Sortir de l’Éthiopie en redescendant le cours de la rivière Omo puis entrer au Kenya en longeant le lac Turkana, à souquer sur des pistes de sable et sous un soleil de plomb parmi tribus de pasteurs belliqueux, bergers filiformes se matérialisant et dissipant au milieu de ce désert avec leurs accoutrements-uniformes et kalachnikovs, tient d’une équipée en bonne et due forme: passages transfrontaliers par la porte d’en arrière! Ces grands efforts et petits supplices ont quand même l’effet d’une libération voire une rédemption en mettant ainsi un terme à notre cauchemar éthiopien…

Éthiopie: l’exception…

« Nous, les Éthiopiens, ne méritons pas l’Éthiopie! » jeune entrepreneur patriotique de Mékélé, Tigray.

Comment se fait-il que la vulnérabilité évidente de la voyageuse ou du voyageur à vélo, qui ouvre cœurs et portes partout ailleurs—ce que nous avons vérifié en tout cas dans près de 80 pays—, la règle, devient la faiblesse à exploiter en Éthiopie? Convaincus que débarquer dans une communauté sur un vélo chargé est la manière la plus pacifique de se présenter en tant qu’étrangers, les locaux souvent étonnés mais surtout rassurés quant à nos intentions qui nous abordent, questionnent puis offrent leur soutien—théorie maintes fois vérifiée aussi!—, nous avons été choqués de constater dans la campagne éthiopienne, fabuleuse contrée par surcroît, qu’on profitait plutôt de notre lenteur et ouverture caractéristiques, l’accessibilité qu’elles procurent, pour mieux nous harceler. Dès que nous roulions sous les 10km/h, et c’est arrivé souvent dans ce pays de montagnes, on y allait de ses demandes outrancières et obsessives, gravitant toutes autour de considérations matérialistes. Attristés aussi d’avoir eu la nette impression que la seule manière de vraiment établir une relation avec ces paysans aurait été de leur faire un don! Mais encore aurait-il été suffisant? Et ces enfants qui nous poursuivaient sur des kilomètres, nous embusquant depuis un talus ou encore au détour d’une courbe, lançant pierres—tiens, j’en ai reçue une sur la tête par des p’tits morveux qui nous suivaient, à la montée vers Key Afar, à deux jours de notre sortie de l’Éthiopie, tout ça devant plusieurs dizaines d’adultes de la tribu Banna qui socialisaient autour d’un puits aménagé par une ONG européenne et trouvaient la scène divertissante…—, s’agrippant à nos vélos, jouant du fouet à notre passage et donnant coups de bâton sur les sacoches. Tous les jours…et pourquoi?

####################

> [Petit problème 1]
Dans le récit de voyage à vélo, dans combien de pays environ les voyageurs disent-ils avoir vérifié que leur vulnérabilité ouvre cœurs et portes ?
> [Petit problème 2]
Quels sont tous les noms de lieux géographiques (pays, régions, villes, cours d'eau, lacs) cités dans le récit de voyage à vélo ?
> [Petit problème 3]
Reproduisez le passage du récit de voyage à vélo compris entre « Sortir de l’Éthiopie » et « de Mékélé, Tigray. », ces deux segments inclus.

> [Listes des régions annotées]
####################

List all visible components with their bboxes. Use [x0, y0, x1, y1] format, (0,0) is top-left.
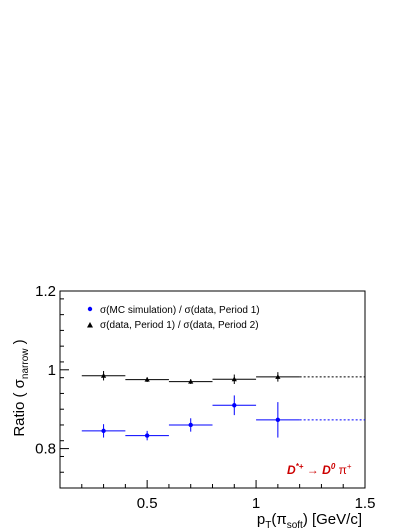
y-tick-label: 1.2: [35, 283, 56, 300]
y-tick-label: 1: [48, 362, 56, 379]
y-axis-title: Ratio ( σnarrow ): [11, 339, 31, 436]
legend-label-mc: σ(MC simulation) / σ(data, Period 1): [100, 305, 260, 316]
x-tick-label: 0.5: [137, 495, 158, 512]
data-marks: [81, 370, 365, 441]
legend-marker-data: [87, 322, 93, 328]
data-point: [188, 378, 194, 384]
data-point: [232, 403, 237, 408]
data-point: [231, 376, 237, 382]
data-point: [100, 372, 107, 378]
legend-marker-mc: [87, 306, 93, 312]
x-axis-title: pT(πsoft) [GeV/c]: [257, 511, 362, 531]
series-1: [81, 370, 365, 384]
x-tick-label: 1: [252, 495, 260, 512]
data-point: [188, 422, 193, 428]
series-0: [81, 395, 365, 441]
legend: σ(MC simulation) / σ(data, Period 1) σ(d…: [87, 305, 260, 331]
x-tick-label: 1.5: [355, 495, 376, 512]
data-point: [144, 376, 150, 382]
data-point: [144, 433, 150, 438]
data-point: [101, 428, 106, 434]
data-point: [275, 374, 281, 379]
decay-annotation: D*+ → D0 π+: [287, 462, 352, 477]
legend-label-data: σ(data, Period 1) / σ(data, Period 2): [100, 320, 259, 331]
y-tick-label: 0.8: [35, 441, 56, 458]
axes: 0.5 1 1.5 0.8 1 1.2: [35, 283, 375, 512]
data-point: [275, 417, 281, 423]
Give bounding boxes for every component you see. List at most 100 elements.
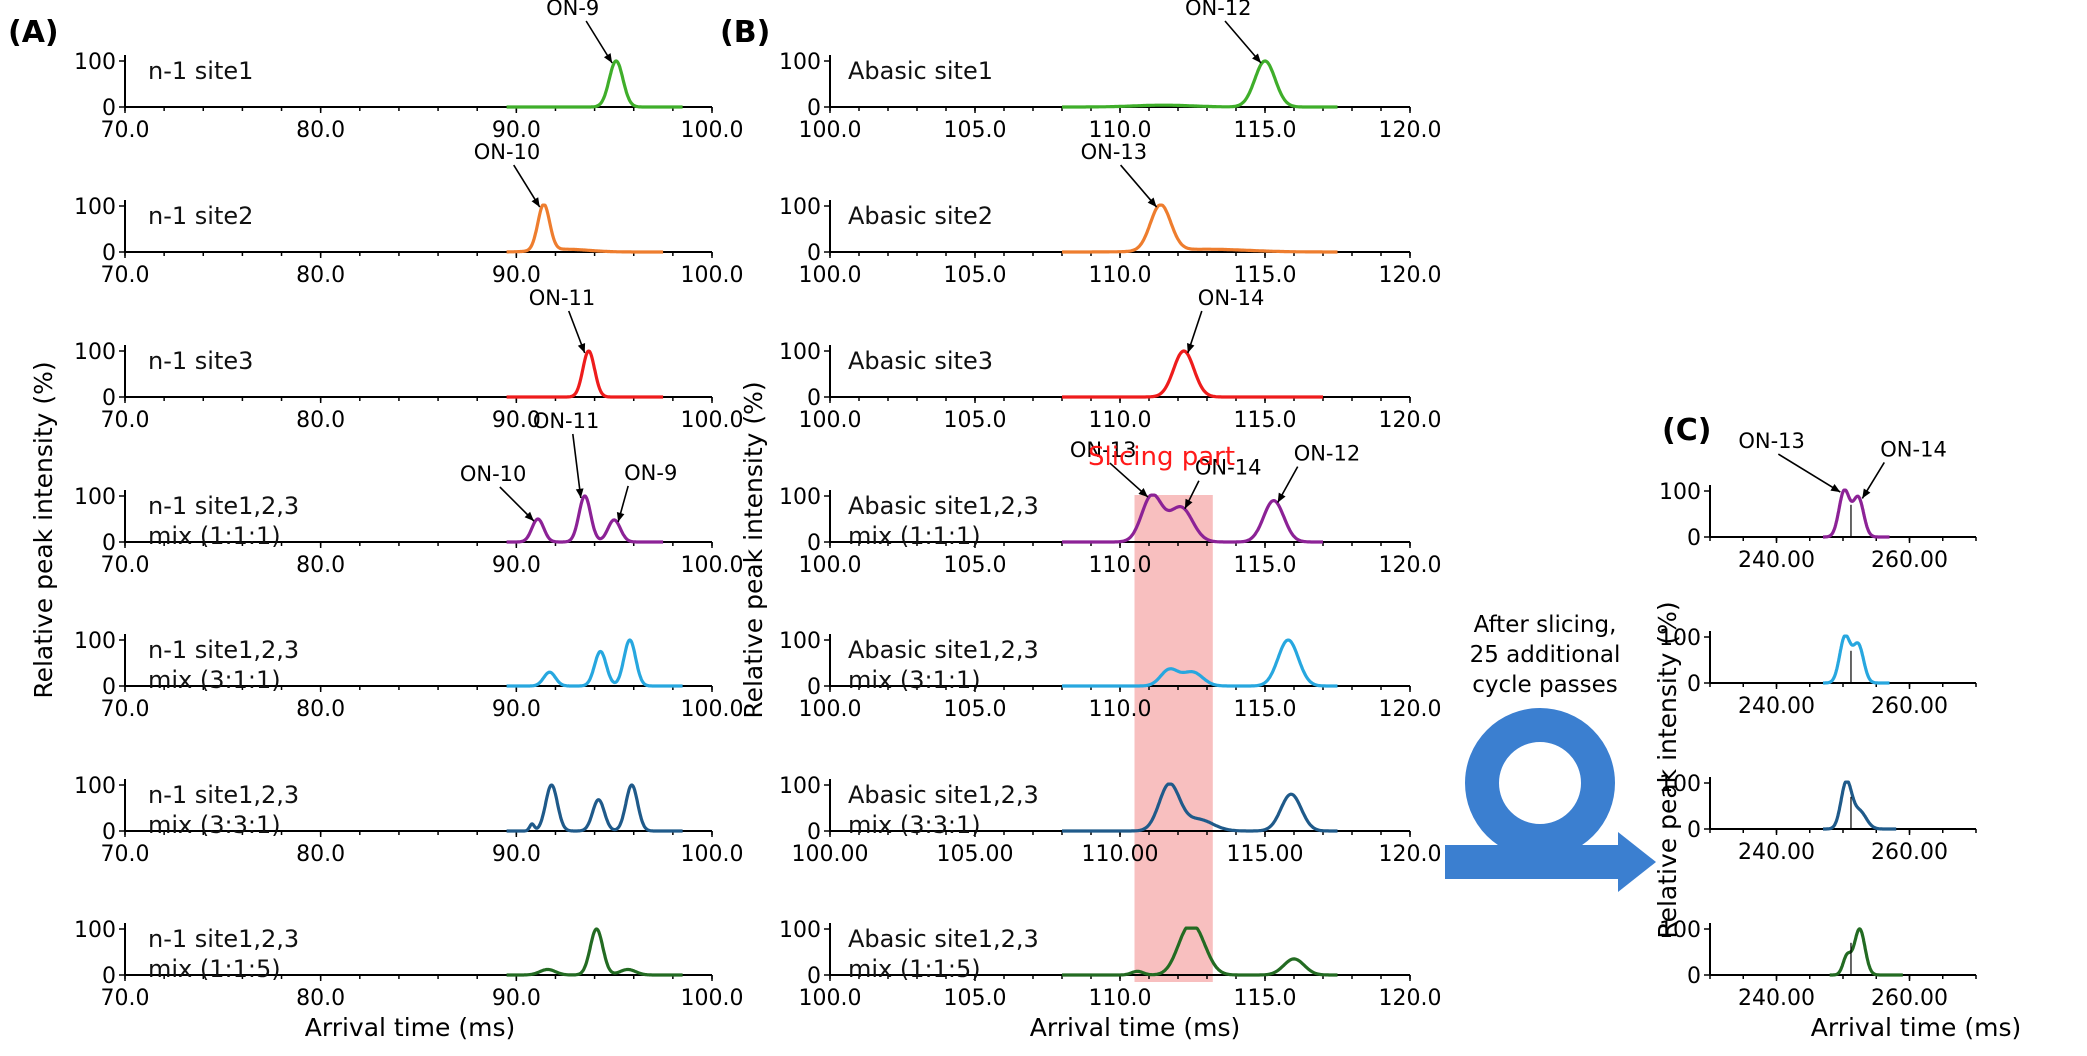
x-tick-label: 105.00 (937, 842, 1014, 867)
subplot-b-7: 0 100 100.0 105.0 110.0 115.0 120.0 Abasic site… (779, 918, 1441, 1011)
peak-annotation: ON-12 (1294, 442, 1361, 466)
trace-line (1061, 926, 1338, 977)
x-tick-label: 70.0 (101, 553, 150, 578)
y-tick-label: 100 (779, 629, 821, 654)
x-tick-label: 115.0 (1234, 118, 1297, 143)
peak-annotation: ON-9 (624, 461, 677, 485)
trace-label: Abasic site1 (848, 57, 993, 85)
x-tick-label: 80.0 (296, 697, 345, 722)
x-tick-label: 260.00 (1871, 986, 1948, 1011)
y-tick-label: 0 (102, 96, 116, 121)
y-tick-label: 100 (779, 918, 821, 943)
x-tick-label: 80.0 (296, 263, 345, 288)
x-tick-label: 80.0 (296, 553, 345, 578)
subplot-b-4: 0 100 100.0 105.0 110.0 115.0 120.0 Abasic site… (779, 438, 1441, 578)
x-tick-label: 115.0 (1234, 408, 1297, 433)
annotation-arrowhead (1830, 483, 1841, 493)
x-tick-label: 120.0 (1379, 408, 1442, 433)
subplot-b-5: 0 100 100.0 105.0 110.0 115.0 120.0 Abasic site… (779, 629, 1441, 722)
y-tick-label: 0 (102, 964, 116, 989)
trace-label: mix (1:1:5) (148, 955, 281, 983)
y-axis-title-b: Relative peak intensity (%) (739, 381, 768, 718)
y-tick-label: 0 (807, 531, 821, 556)
annotation-arrowhead (1147, 197, 1157, 208)
subplot-c-4: 0 100 240.00 260.00 (1659, 918, 1977, 1011)
trace-label: n-1 site1,2,3 (148, 781, 299, 809)
x-tick-label: 80.0 (296, 408, 345, 433)
annotation-arrowhead (616, 512, 625, 522)
x-tick-label: 100.0 (799, 408, 862, 433)
y-tick-label: 100 (1659, 626, 1701, 651)
subplot-a-2: 0 100 70.0 80.0 90.0 100.0 n-1 site2 ON-10 (74, 140, 743, 288)
x-tick-label: 110.0 (1089, 986, 1152, 1011)
x-tick-label: 80.0 (296, 118, 345, 143)
x-axis-title-c: Arrival time (ms) (1811, 1013, 2022, 1042)
x-tick-label: 105.0 (944, 553, 1007, 578)
x-tick-label: 105.0 (944, 118, 1007, 143)
x-tick-label: 240.00 (1738, 840, 1815, 865)
peak-annotation: ON-10 (460, 462, 527, 486)
y-tick-label: 100 (779, 50, 821, 75)
trace-line (1821, 634, 1891, 685)
x-tick-label: 120.0 (1379, 553, 1442, 578)
y-tick-label: 100 (74, 50, 116, 75)
peak-annotation: ON-10 (474, 140, 541, 164)
annotation-arrowhead (1187, 343, 1195, 353)
x-tick-label: 120.0 (1379, 118, 1442, 143)
cycle-text-line2: 25 additional (1470, 642, 1621, 668)
y-tick-label: 0 (807, 241, 821, 266)
y-tick-label: 0 (807, 820, 821, 845)
peak-annotation: ON-14 (1880, 437, 1947, 461)
subplot-c-3: 0 100 240.00 260.00 (1659, 772, 1977, 865)
x-tick-label: 100.0 (681, 553, 744, 578)
peak-annotation: ON-13 (1070, 438, 1137, 462)
x-tick-label: 105.0 (944, 697, 1007, 722)
trace-line (1821, 780, 1898, 831)
y-tick-label: 0 (102, 531, 116, 556)
x-tick-label: 110.0 (1089, 263, 1152, 288)
cycle-text-line1: After slicing, (1474, 612, 1617, 638)
annotation-arrowhead (1862, 488, 1871, 499)
subplot-c-1: 0 100 240.00 260.00 ON-13 ON-14 (1659, 429, 1977, 573)
x-tick-label: 105.0 (944, 408, 1007, 433)
cycle-text-line3: cycle passes (1472, 672, 1618, 698)
trace-line (1061, 349, 1324, 399)
x-tick-label: 100.0 (681, 118, 744, 143)
trace-line (1828, 927, 1905, 977)
x-tick-label: 115.0 (1234, 553, 1297, 578)
subplot-a-1: 0 100 70.0 80.0 90.0 100.0 n-1 site1 ON-9 (74, 0, 743, 143)
annotation-arrow (1777, 453, 1841, 493)
annotation-arrowhead (603, 53, 613, 63)
peak-annotation: ON-14 (1198, 286, 1265, 310)
x-tick-label: 90.0 (492, 697, 541, 722)
x-tick-label: 115.0 (1234, 697, 1297, 722)
y-tick-label: 100 (74, 340, 116, 365)
x-tick-label: 120.0 (1379, 263, 1442, 288)
x-tick-label: 100.00 (792, 842, 869, 867)
y-tick-label: 0 (102, 386, 116, 411)
x-tick-label: 100.0 (681, 986, 744, 1011)
y-tick-label: 100 (74, 918, 116, 943)
x-tick-label: 70.0 (101, 697, 150, 722)
y-axis-title-a: Relative peak intensity (%) (29, 361, 58, 698)
y-tick-label: 100 (74, 774, 116, 799)
x-axis-title-b: Arrival time (ms) (1030, 1013, 1241, 1042)
x-tick-label: 90.0 (492, 553, 541, 578)
x-tick-label: 110.0 (1089, 553, 1152, 578)
x-tick-label: 100.0 (799, 697, 862, 722)
x-tick-label: 90.0 (492, 986, 541, 1011)
x-tick-label: 240.00 (1738, 548, 1815, 573)
trace-label: n-1 site1,2,3 (148, 636, 299, 664)
y-tick-label: 0 (807, 675, 821, 700)
subplot-b-3: 0 100 100.0 105.0 110.0 115.0 120.0 Abasic site… (779, 286, 1441, 433)
slicing-band (1134, 495, 1213, 982)
peak-annotation: ON-14 (1195, 456, 1262, 480)
annotation-arrow (1224, 20, 1262, 64)
y-tick-label: 0 (807, 964, 821, 989)
y-axis-title-c: Relative peak intensity (%) (1653, 601, 1682, 938)
x-tick-label: 80.0 (296, 986, 345, 1011)
x-tick-label: 90.0 (492, 118, 541, 143)
annotation-arrowhead (1138, 488, 1148, 498)
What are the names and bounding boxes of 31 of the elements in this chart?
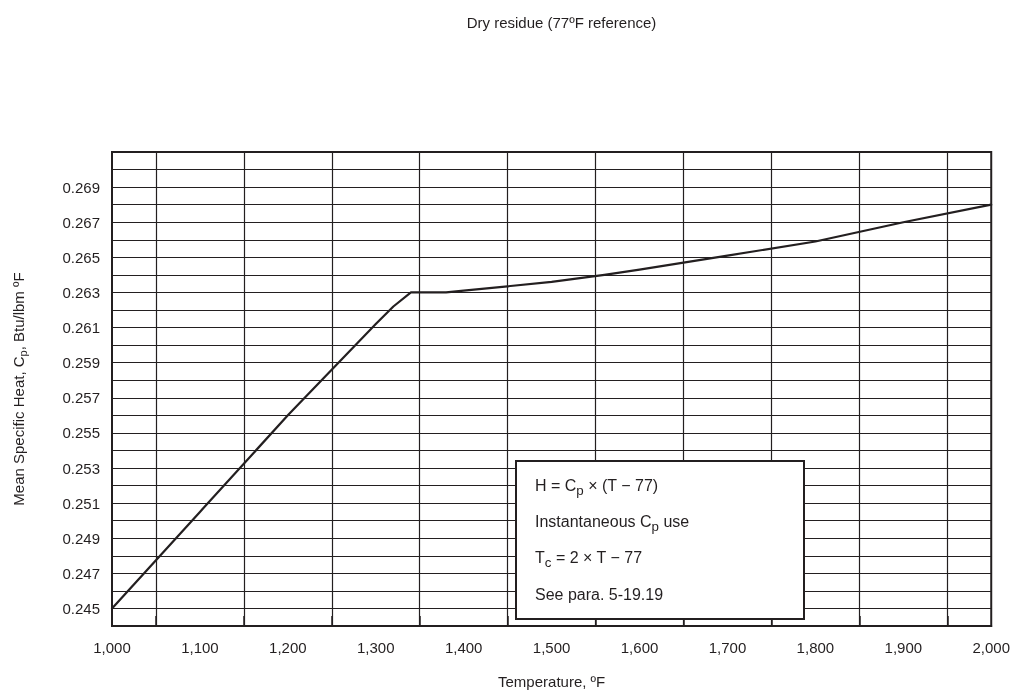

####################

> [Résultat obtenu 1]
Dans près de 80 pays.

> [Résultat obtenu 2]
Éthiopie, rivière Omo, Kenya, lac Turkana, Mékélé, Tigray, Key Afar

> [Résultat obtenu 3]
Sortir de l’Éthiopie en redescendant le cours de la rivière Omo puis entrer au Kenya en longeant le lac Turkana, à souquer sur des pistes de sable et sous un soleil de plomb parmi tribus de pasteurs belliqueux, bergers filiformes se matérialisant et dissipant au milieu de ce désert avec leurs accoutrements-uniformes et kalachnikovs, tient d’une équipée en bonne et due forme: passages transfrontaliers par la porte d’en arrière! Ces grands efforts et petits supplices ont quand même l’effet d’une libération voire une rédemption en mettant ainsi un terme à notre cauchemar éthiopien…

Éthiopie: l’exception…

« Nous, les Éthiopiens, ne méritons pas l’Éthiopie! » jeune entrepreneur patriotique de Mékélé, Tigray.